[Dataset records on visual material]
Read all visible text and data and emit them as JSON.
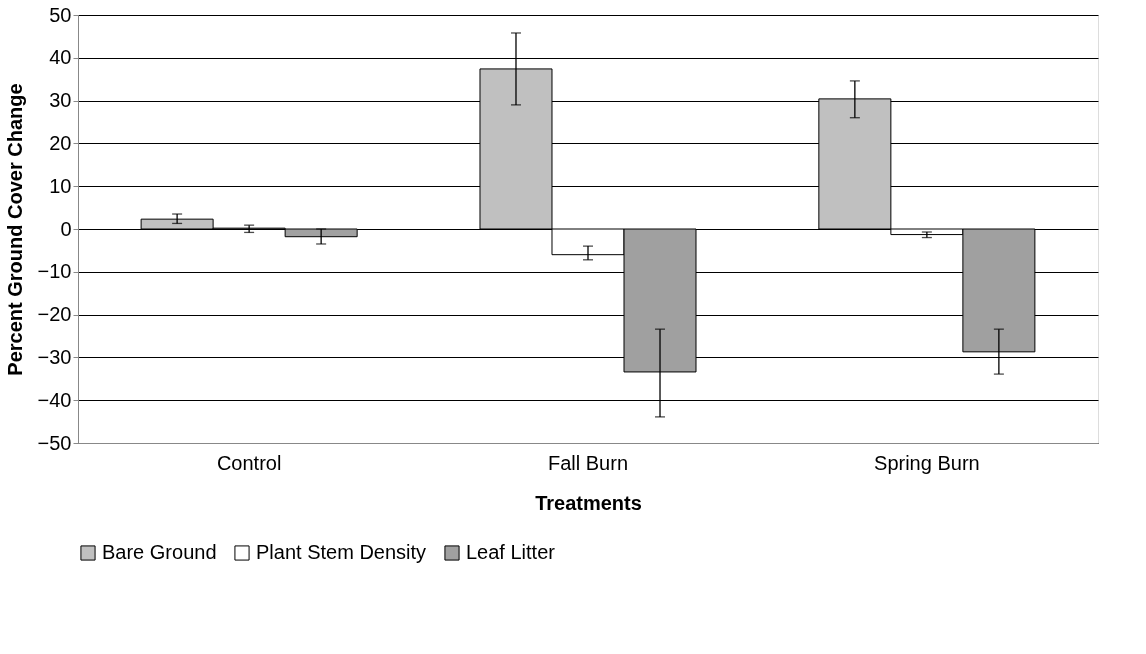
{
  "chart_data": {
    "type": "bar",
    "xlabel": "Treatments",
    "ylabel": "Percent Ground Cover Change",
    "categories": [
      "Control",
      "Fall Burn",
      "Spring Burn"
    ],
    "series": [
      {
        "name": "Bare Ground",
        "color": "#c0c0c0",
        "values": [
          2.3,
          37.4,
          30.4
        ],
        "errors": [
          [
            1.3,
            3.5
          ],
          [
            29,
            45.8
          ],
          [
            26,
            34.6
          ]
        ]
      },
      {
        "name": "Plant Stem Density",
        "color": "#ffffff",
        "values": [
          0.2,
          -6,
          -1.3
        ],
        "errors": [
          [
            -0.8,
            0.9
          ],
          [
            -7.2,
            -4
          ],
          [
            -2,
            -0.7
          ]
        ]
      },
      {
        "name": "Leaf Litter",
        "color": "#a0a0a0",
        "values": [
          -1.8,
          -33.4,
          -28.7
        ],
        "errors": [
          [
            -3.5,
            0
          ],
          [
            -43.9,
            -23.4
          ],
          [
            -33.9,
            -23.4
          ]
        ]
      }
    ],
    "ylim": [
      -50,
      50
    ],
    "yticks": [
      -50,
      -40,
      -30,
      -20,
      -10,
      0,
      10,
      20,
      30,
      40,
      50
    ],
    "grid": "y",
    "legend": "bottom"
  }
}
==
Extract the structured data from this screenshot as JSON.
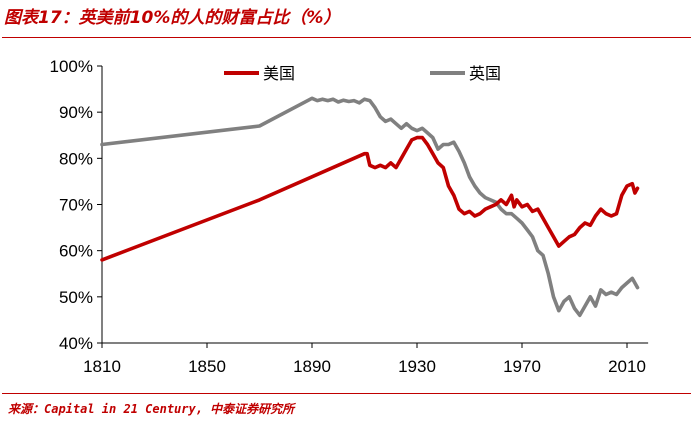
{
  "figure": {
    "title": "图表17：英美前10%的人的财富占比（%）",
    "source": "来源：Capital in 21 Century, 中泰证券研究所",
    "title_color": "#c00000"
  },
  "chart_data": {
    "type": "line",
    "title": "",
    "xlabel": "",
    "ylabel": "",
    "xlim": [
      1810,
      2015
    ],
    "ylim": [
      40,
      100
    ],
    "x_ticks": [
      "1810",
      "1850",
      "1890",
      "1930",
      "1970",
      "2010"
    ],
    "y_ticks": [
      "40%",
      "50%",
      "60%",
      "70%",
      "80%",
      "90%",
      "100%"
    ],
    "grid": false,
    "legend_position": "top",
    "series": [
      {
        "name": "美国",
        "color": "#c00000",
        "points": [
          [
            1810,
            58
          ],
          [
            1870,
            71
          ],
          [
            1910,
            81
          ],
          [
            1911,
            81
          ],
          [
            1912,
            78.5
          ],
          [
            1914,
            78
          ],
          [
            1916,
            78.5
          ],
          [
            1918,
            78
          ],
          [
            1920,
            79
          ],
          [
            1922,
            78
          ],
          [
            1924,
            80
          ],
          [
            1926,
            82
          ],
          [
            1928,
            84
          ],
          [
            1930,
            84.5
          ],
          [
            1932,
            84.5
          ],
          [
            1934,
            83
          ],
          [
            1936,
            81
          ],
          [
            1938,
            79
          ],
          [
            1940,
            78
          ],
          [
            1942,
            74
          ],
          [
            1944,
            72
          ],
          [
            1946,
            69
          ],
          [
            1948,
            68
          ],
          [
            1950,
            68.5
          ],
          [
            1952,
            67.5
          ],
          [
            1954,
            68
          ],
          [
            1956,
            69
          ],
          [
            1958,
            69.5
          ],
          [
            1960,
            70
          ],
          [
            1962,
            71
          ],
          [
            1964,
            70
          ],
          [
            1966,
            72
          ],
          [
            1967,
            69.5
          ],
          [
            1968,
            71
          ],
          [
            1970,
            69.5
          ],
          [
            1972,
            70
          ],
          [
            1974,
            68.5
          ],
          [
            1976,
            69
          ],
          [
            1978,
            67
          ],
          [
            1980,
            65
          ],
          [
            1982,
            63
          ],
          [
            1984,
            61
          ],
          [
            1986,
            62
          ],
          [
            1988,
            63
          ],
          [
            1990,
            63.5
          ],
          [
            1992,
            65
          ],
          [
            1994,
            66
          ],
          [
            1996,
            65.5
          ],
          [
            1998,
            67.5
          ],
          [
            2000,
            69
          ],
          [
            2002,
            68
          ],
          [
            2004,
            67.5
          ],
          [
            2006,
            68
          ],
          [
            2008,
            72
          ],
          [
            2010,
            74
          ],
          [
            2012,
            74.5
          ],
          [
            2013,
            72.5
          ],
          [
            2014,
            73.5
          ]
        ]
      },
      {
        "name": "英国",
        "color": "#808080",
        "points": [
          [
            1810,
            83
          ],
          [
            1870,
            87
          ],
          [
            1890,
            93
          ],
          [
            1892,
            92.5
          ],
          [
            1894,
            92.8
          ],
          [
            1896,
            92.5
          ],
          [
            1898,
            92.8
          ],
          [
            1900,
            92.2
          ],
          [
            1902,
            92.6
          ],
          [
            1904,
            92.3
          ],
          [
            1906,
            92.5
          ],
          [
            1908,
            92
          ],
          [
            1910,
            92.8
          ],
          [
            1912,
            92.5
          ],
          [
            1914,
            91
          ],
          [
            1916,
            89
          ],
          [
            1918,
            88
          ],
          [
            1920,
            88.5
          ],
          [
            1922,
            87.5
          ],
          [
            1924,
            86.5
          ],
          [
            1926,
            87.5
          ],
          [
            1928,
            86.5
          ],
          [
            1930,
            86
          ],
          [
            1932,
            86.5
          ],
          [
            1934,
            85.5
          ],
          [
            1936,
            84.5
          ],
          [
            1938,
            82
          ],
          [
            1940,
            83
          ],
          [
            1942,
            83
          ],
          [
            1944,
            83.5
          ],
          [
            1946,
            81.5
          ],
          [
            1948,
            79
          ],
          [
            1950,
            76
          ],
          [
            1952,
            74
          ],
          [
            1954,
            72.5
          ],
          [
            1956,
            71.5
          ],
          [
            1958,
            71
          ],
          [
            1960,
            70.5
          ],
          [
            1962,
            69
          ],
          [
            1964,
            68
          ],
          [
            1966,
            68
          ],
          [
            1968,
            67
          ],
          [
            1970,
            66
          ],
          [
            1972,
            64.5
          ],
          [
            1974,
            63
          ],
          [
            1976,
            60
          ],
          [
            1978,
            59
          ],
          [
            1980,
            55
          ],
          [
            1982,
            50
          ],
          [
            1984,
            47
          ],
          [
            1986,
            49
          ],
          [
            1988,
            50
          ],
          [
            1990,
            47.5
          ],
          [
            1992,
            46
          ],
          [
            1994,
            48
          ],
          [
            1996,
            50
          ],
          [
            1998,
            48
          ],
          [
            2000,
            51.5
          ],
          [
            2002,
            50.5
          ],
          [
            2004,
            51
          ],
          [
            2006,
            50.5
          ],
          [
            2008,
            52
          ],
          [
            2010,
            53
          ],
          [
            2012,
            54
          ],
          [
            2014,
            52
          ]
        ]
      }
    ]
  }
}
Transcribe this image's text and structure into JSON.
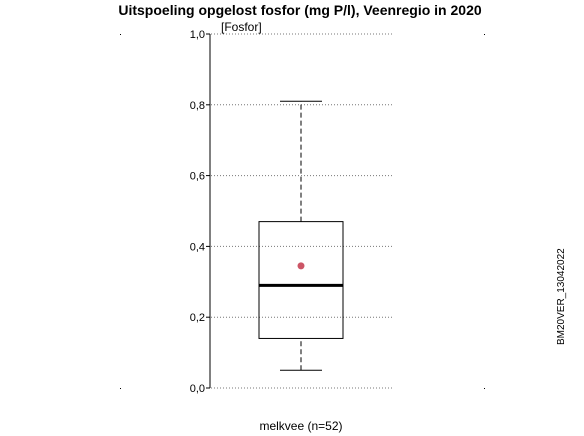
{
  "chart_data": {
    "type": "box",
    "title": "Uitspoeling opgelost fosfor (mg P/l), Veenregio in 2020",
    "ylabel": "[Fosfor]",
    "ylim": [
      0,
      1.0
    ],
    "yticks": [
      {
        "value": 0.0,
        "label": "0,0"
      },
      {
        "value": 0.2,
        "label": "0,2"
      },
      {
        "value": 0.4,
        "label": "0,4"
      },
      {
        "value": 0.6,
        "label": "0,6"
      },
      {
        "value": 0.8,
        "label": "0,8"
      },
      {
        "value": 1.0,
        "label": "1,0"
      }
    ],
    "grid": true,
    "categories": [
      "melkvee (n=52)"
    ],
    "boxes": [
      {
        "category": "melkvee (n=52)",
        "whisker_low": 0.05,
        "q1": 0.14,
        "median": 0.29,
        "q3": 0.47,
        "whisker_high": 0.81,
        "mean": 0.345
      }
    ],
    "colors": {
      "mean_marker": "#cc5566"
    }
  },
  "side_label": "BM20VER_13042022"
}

TASK INSTRUCTIONS> Select the lines from the entries that include the word "this".

CORRECT RESULT>
Extract the structured data from this screenshot as JSON.
Transcribe this image's text and structure into JSON.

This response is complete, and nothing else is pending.